─── Recorded information ───

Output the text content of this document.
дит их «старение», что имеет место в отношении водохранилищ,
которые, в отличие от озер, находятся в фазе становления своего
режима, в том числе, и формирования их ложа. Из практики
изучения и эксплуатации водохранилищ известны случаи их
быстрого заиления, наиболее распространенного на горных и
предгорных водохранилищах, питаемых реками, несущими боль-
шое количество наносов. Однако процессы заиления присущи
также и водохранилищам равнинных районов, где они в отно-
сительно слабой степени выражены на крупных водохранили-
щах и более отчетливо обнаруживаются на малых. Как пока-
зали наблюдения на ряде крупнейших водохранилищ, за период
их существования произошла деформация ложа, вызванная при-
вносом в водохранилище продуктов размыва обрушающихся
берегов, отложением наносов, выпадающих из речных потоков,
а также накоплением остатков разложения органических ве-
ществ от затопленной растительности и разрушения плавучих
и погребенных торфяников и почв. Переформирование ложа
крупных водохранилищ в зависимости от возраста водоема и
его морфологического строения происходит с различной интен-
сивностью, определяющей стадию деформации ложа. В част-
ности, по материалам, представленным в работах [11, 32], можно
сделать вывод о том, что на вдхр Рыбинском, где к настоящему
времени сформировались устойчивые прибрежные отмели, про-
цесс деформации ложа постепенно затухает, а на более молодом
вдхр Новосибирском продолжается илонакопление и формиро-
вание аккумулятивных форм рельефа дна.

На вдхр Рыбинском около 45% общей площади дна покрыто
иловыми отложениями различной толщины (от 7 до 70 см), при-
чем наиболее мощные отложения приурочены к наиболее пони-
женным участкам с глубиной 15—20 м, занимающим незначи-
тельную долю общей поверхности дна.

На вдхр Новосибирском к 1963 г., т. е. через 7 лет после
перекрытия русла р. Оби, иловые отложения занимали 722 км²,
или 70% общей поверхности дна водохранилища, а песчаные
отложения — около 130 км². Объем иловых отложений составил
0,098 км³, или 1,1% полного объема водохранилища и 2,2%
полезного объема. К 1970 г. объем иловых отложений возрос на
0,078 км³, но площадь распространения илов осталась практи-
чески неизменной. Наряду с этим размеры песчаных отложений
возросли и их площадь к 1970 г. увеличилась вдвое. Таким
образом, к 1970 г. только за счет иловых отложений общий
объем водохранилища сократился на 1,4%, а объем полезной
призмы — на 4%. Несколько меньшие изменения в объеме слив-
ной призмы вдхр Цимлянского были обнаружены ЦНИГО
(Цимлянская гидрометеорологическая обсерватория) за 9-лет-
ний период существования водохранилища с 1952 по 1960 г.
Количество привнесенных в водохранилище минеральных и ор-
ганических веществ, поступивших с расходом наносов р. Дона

───
─── Recorded information ───

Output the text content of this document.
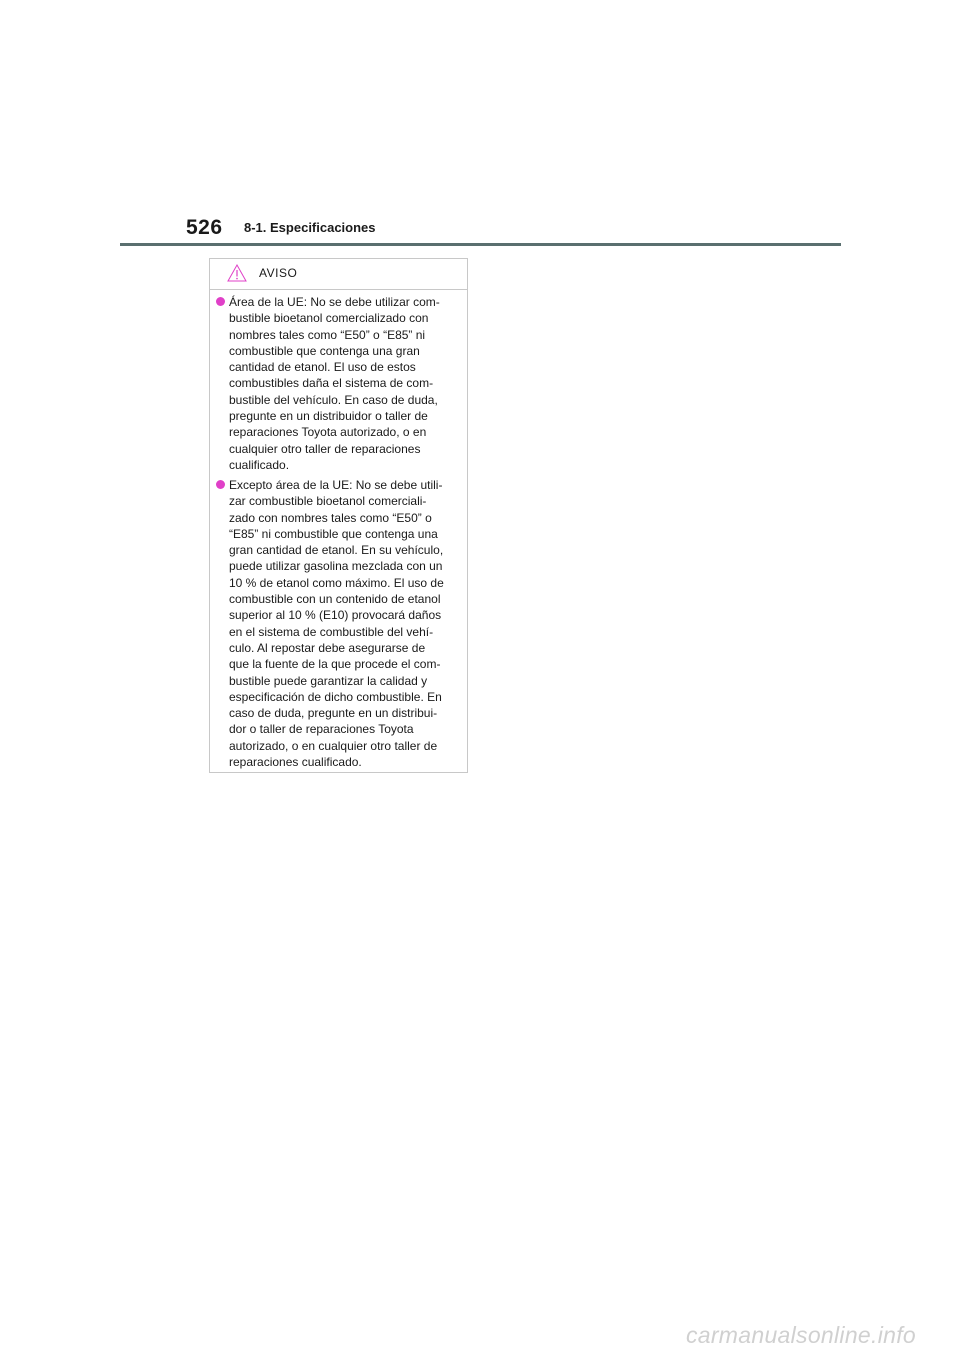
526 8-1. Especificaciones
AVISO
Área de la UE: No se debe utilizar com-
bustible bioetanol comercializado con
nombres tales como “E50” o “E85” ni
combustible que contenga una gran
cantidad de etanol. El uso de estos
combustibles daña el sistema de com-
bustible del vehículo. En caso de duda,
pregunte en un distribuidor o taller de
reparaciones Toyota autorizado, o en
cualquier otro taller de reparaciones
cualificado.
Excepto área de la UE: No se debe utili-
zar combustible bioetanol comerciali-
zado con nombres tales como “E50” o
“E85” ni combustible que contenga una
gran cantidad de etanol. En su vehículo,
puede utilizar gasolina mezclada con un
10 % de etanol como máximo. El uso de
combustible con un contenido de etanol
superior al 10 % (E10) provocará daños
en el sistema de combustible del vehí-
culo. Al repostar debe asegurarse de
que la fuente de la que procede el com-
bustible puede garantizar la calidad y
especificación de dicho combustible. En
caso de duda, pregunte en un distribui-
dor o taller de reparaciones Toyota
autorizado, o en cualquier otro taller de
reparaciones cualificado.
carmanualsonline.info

───

Problem:
Working from the entries above, return all lines that contain "существования".

Final result:
их существования произошла деформация ложа, вызванная при-
ний период существования водохранилища с 1952 по 1960 г.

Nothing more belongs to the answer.